▶ **What you should do**: Give every line back verbatim, dropping all images.

▶ **Supplied data**:
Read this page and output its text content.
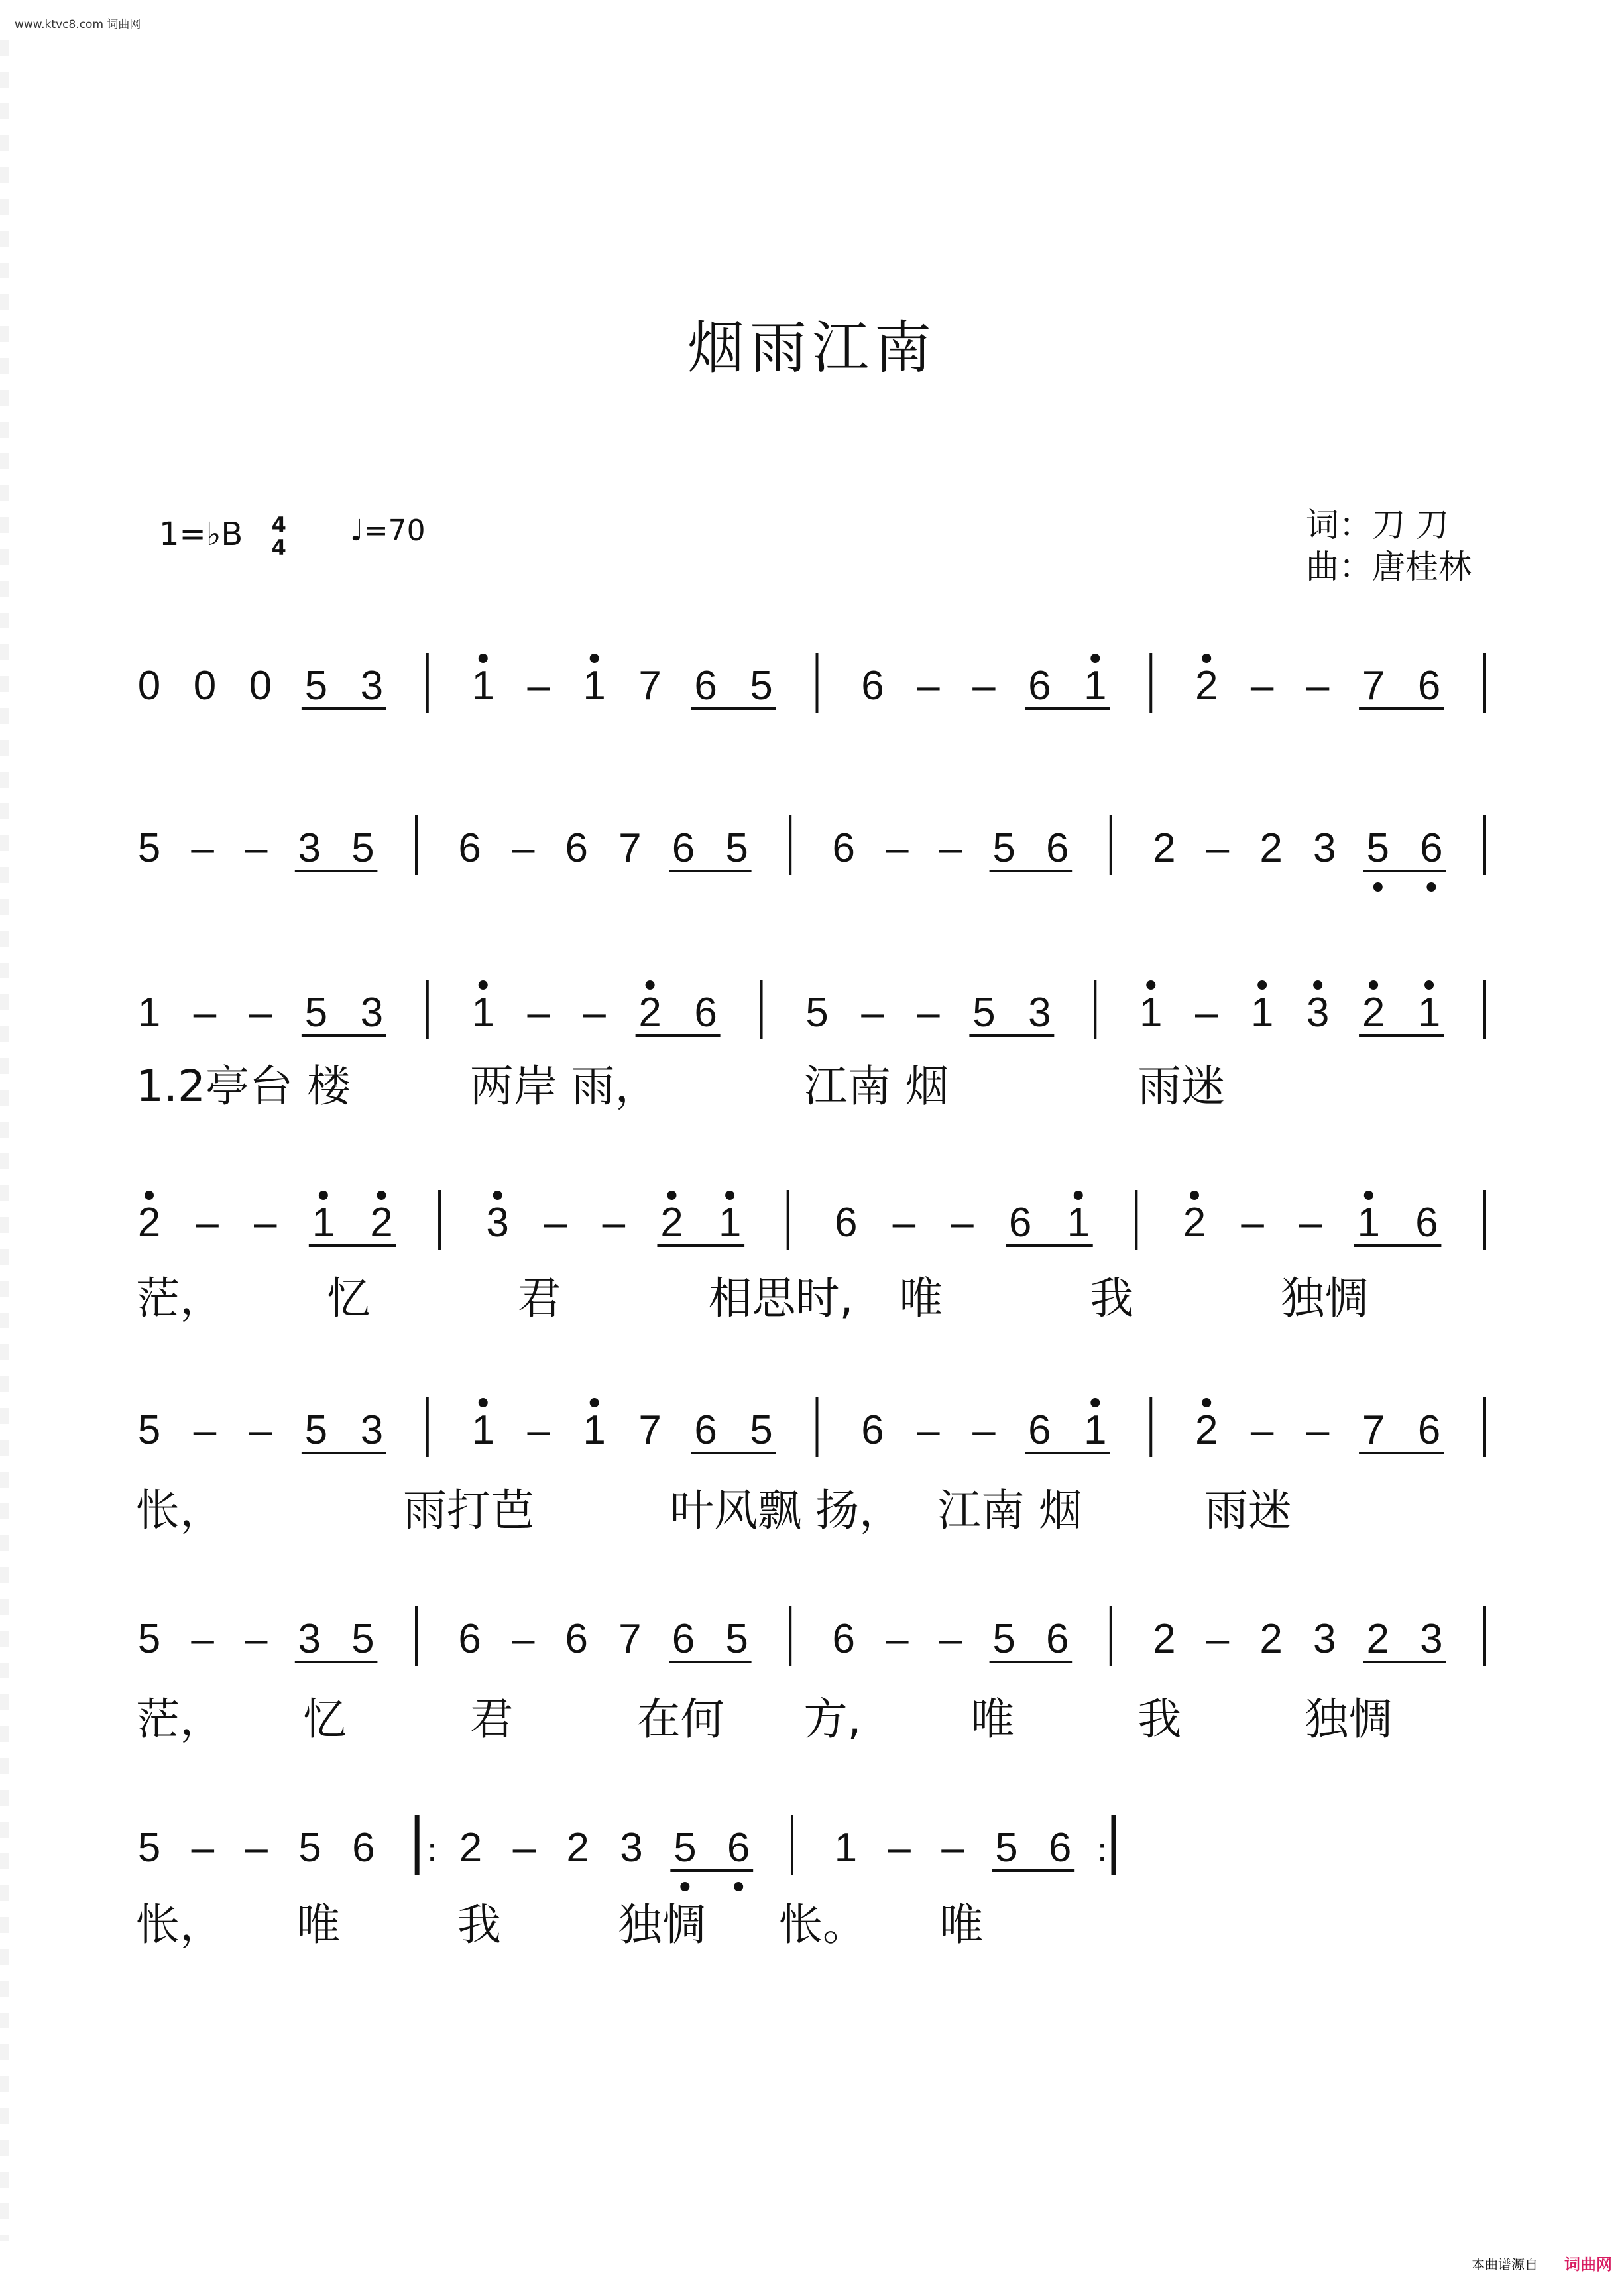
www.ktvc8.com 词曲网
烟雨江南
1=♭B 4
4 ♩=70	词：刀 刀
曲：唐桂林
0 0 0 5 3 1 – 1 7 6 5 6 – – 6 1 2 – – 7 6
5 – – 3 5 6 – 6 7 6 5 6 – – 5 6 2 – 2 3 5 6
1 – – 5 3 1 – – 2 6 5 – – 5 3 1 – 1 3 2 1
2 – – 1 2 3 – – 2 1 6 – – 6 1 2 – – 1 6
5 – – 5 3 1 – 1 7 6 5 6 – – 6 1 2 – – 7 6
5 – – 3 5 6 – 6 7 6 5 6 – – 5 6 2 – 2 3 2 3
5 – – 5 6 : 2 – 2 3 5 6 1 – – 5 6 :
1.2亭台 楼	两岸 雨，	江南 烟	雨迷
茫， 忆	君	相思时, 唯	我	独惆
怅，	雨打芭	叶风飘 扬， 江南 烟	雨迷
茫， 忆	君	在何 方, 唯	我	独惆
怅， 唯	我	独惆 怅。 唯
本曲谱源自 词曲网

▶ **Exercise response**:
Read this page and output its text content.
www.ktvc8.com 词曲网
烟雨江南
1=♭B 4
4 ♩=70	词：刀 刀
曲：唐桂林
0 0 0 5 3 1 – 1 7 6 5 6 – – 6 1 2 – – 7 6
5 – – 3 5 6 – 6 7 6 5 6 – – 5 6 2 – 2 3 5 6
1 – – 5 3 1 – – 2 6 5 – – 5 3 1 – 1 3 2 1
2 – – 1 2 3 – – 2 1 6 – – 6 1 2 – – 1 6
5 – – 5 3 1 – 1 7 6 5 6 – – 6 1 2 – – 7 6
5 – – 3 5 6 – 6 7 6 5 6 – – 5 6 2 – 2 3 2 3
5 – – 5 6 : 2 – 2 3 5 6 1 – – 5 6 :
1.2亭台 楼	两岸 雨，	江南 烟	雨迷
茫， 忆	君	相思时, 唯	我	独惆
怅，	雨打芭	叶风飘 扬， 江南 烟	雨迷
茫， 忆	君	在何 方, 唯	我	独惆
怅， 唯	我	独惆 怅。 唯
本曲谱源自 词曲网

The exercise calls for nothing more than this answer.